Data entries
* begin *

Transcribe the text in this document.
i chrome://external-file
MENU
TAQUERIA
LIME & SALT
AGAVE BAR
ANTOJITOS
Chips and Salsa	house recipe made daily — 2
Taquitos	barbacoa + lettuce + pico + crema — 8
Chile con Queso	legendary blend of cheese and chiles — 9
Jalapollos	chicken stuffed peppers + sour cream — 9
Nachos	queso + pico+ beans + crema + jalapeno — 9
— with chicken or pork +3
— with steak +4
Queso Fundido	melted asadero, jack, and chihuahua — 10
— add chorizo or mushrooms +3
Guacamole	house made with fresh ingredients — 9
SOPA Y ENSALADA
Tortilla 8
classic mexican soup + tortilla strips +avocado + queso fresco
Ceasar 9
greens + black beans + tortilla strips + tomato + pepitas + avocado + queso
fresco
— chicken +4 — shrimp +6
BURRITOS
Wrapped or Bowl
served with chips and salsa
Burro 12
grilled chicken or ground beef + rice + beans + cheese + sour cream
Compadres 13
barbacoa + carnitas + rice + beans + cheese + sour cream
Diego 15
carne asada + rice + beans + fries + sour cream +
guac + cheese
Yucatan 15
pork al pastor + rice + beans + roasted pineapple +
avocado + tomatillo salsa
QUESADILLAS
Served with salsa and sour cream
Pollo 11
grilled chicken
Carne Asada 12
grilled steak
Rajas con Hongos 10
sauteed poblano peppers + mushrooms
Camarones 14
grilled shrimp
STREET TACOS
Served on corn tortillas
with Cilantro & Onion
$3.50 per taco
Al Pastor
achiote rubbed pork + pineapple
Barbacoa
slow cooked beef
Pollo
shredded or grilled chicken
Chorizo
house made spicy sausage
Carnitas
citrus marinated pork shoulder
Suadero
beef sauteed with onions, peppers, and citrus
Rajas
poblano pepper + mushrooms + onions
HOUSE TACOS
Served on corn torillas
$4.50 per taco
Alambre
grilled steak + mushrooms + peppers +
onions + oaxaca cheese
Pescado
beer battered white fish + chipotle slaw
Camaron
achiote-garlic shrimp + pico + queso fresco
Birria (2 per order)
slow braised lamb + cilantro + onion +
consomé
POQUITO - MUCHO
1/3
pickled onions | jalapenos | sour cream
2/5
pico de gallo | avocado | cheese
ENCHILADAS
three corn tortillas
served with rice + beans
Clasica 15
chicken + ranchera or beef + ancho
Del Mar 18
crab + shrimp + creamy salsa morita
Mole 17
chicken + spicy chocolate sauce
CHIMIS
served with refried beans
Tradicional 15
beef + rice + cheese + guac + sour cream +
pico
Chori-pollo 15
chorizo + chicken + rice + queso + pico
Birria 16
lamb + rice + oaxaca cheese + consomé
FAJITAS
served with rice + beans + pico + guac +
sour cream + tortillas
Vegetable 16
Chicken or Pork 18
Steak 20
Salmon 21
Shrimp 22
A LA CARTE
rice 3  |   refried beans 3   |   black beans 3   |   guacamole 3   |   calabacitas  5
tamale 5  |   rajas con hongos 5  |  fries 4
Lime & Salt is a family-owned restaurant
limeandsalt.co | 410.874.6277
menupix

* end *

— GIVEN TASK —
Please reproduce every line of the material word for word.

— THE RESPONSE —
Transcribe the text in this document.
i chrome://external-file
MENU
TAQUERIA
LIME & SALT
AGAVE BAR
ANTOJITOS
Chips and Salsa	house recipe made daily — 2
Taquitos	barbacoa + lettuce + pico + crema — 8
Chile con Queso	legendary blend of cheese and chiles — 9
Jalapollos	chicken stuffed peppers + sour cream — 9
Nachos	queso + pico+ beans + crema + jalapeno — 9
— with chicken or pork +3
— with steak +4
Queso Fundido	melted asadero, jack, and chihuahua — 10
— add chorizo or mushrooms +3
Guacamole	house made with fresh ingredients — 9
SOPA Y ENSALADA
Tortilla 8
classic mexican soup + tortilla strips +avocado + queso fresco
Ceasar 9
greens + black beans + tortilla strips + tomato + pepitas + avocado + queso
fresco
— chicken +4 — shrimp +6
BURRITOS
Wrapped or Bowl
served with chips and salsa
Burro 12
grilled chicken or ground beef + rice + beans + cheese + sour cream
Compadres 13
barbacoa + carnitas + rice + beans + cheese + sour cream
Diego 15
carne asada + rice + beans + fries + sour cream +
guac + cheese
Yucatan 15
pork al pastor + rice + beans + roasted pineapple +
avocado + tomatillo salsa
QUESADILLAS
Served with salsa and sour cream
Pollo 11
grilled chicken
Carne Asada 12
grilled steak
Rajas con Hongos 10
sauteed poblano peppers + mushrooms
Camarones 14
grilled shrimp
STREET TACOS
Served on corn tortillas
with Cilantro & Onion
$3.50 per taco
Al Pastor
achiote rubbed pork + pineapple
Barbacoa
slow cooked beef
Pollo
shredded or grilled chicken
Chorizo
house made spicy sausage
Carnitas
citrus marinated pork shoulder
Suadero
beef sauteed with onions, peppers, and citrus
Rajas
poblano pepper + mushrooms + onions
HOUSE TACOS
Served on corn torillas
$4.50 per taco
Alambre
grilled steak + mushrooms + peppers +
onions + oaxaca cheese
Pescado
beer battered white fish + chipotle slaw
Camaron
achiote-garlic shrimp + pico + queso fresco
Birria (2 per order)
slow braised lamb + cilantro + onion +
consomé
POQUITO - MUCHO
1/3
pickled onions | jalapenos | sour cream
2/5
pico de gallo | avocado | cheese
ENCHILADAS
three corn tortillas
served with rice + beans
Clasica 15
chicken + ranchera or beef + ancho
Del Mar 18
crab + shrimp + creamy salsa morita
Mole 17
chicken + spicy chocolate sauce
CHIMIS
served with refried beans
Tradicional 15
beef + rice + cheese + guac + sour cream +
pico
Chori-pollo 15
chorizo + chicken + rice + queso + pico
Birria 16
lamb + rice + oaxaca cheese + consomé
FAJITAS
served with rice + beans + pico + guac +
sour cream + tortillas
Vegetable 16
Chicken or Pork 18
Steak 20
Salmon 21
Shrimp 22
A LA CARTE
rice 3  |   refried beans 3   |   black beans 3   |   guacamole 3   |   calabacitas  5
tamale 5  |   rajas con hongos 5  |  fries 4
Lime & Salt is a family-owned restaurant
limeandsalt.co | 410.874.6277
menupix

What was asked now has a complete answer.